TASK PROMPT: Please repeat the listing in its entirety, without any alteration.

INFORMATION SHOWN below:

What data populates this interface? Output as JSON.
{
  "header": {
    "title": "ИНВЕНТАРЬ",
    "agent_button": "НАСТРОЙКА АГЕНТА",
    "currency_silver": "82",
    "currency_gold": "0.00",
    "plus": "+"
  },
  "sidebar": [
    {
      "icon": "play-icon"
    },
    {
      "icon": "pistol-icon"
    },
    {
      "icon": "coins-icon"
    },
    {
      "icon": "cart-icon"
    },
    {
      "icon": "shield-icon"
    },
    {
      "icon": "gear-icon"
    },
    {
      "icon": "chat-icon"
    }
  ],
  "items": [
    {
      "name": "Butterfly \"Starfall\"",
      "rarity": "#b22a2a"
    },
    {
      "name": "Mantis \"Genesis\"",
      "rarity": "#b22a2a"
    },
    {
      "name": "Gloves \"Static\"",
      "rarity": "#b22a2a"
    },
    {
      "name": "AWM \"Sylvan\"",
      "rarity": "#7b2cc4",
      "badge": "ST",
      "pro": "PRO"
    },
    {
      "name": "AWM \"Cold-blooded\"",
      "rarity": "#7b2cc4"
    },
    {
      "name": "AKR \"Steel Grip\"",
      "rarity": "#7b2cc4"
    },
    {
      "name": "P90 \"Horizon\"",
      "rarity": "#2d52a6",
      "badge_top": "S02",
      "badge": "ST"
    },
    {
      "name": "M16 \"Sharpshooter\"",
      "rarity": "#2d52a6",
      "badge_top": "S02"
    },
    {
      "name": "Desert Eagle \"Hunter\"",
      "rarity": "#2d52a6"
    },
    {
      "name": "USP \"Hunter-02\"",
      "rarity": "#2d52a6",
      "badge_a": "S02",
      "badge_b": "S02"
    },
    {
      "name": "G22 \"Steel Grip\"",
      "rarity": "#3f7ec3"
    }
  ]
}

End of INFORMATION SHOWN.

RESULT:
What data populates this interface? Output as JSON.
{
  "header": {
    "title": "ИНВЕНТАРЬ",
    "agent_button": "НАСТРОЙКА АГЕНТА",
    "currency_silver": "82",
    "currency_gold": "0.00",
    "plus": "+"
  },
  "sidebar": [
    {
      "icon": "play-icon"
    },
    {
      "icon": "pistol-icon"
    },
    {
      "icon": "coins-icon"
    },
    {
      "icon": "cart-icon"
    },
    {
      "icon": "shield-icon"
    },
    {
      "icon": "gear-icon"
    },
    {
      "icon": "chat-icon"
    }
  ],
  "items": [
    {
      "name": "Butterfly \"Starfall\"",
      "rarity": "#b22a2a"
    },
    {
      "name": "Mantis \"Genesis\"",
      "rarity": "#b22a2a"
    },
    {
      "name": "Gloves \"Static\"",
      "rarity": "#b22a2a"
    },
    {
      "name": "AWM \"Sylvan\"",
      "rarity": "#7b2cc4",
      "badge": "ST",
      "pro": "PRO"
    },
    {
      "name": "AWM \"Cold-blooded\"",
      "rarity": "#7b2cc4"
    },
    {
      "name": "AKR \"Steel Grip\"",
      "rarity": "#7b2cc4"
    },
    {
      "name": "P90 \"Horizon\"",
      "rarity": "#2d52a6",
      "badge_top": "S02",
      "badge": "ST"
    },
    {
      "name": "M16 \"Sharpshooter\"",
      "rarity": "#2d52a6",
      "badge_top": "S02"
    },
    {
      "name": "Desert Eagle \"Hunter\"",
      "rarity": "#2d52a6"
    },
    {
      "name": "USP \"Hunter-02\"",
      "rarity": "#2d52a6",
      "badge_a": "S02",
      "badge_b": "S02"
    },
    {
      "name": "G22 \"Steel Grip\"",
      "rarity": "#3f7ec3"
    }
  ]
}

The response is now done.